Filter the entries below, keeping every line that has the word "Выплата".

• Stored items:

########

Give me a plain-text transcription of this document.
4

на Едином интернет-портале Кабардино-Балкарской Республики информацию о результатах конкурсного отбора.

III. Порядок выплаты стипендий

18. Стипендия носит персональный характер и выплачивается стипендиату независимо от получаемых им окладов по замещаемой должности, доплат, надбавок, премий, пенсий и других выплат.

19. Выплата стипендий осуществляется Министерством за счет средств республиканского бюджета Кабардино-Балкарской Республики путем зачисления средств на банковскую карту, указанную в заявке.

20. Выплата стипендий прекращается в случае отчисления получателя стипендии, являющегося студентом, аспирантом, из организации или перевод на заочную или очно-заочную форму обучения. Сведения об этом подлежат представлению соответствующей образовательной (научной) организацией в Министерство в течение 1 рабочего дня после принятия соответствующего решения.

########

• The answer:
19. Выплата стипендий осуществляется Министерством за счет средств республиканского бюджета Кабардино-Балкарской Республики путем зачисления средств на банковскую карту, указанную в заявке.
20. Выплата стипендий прекращается в случае отчисления получателя стипендии, являющегося студентом, аспирантом, из организации или перевод на заочную или очно-заочную форму обучения. Сведения об этом подлежат представлению соответствующей образовательной (научной) организацией в Министерство в течение 1 рабочего дня после принятия соответствующего решения.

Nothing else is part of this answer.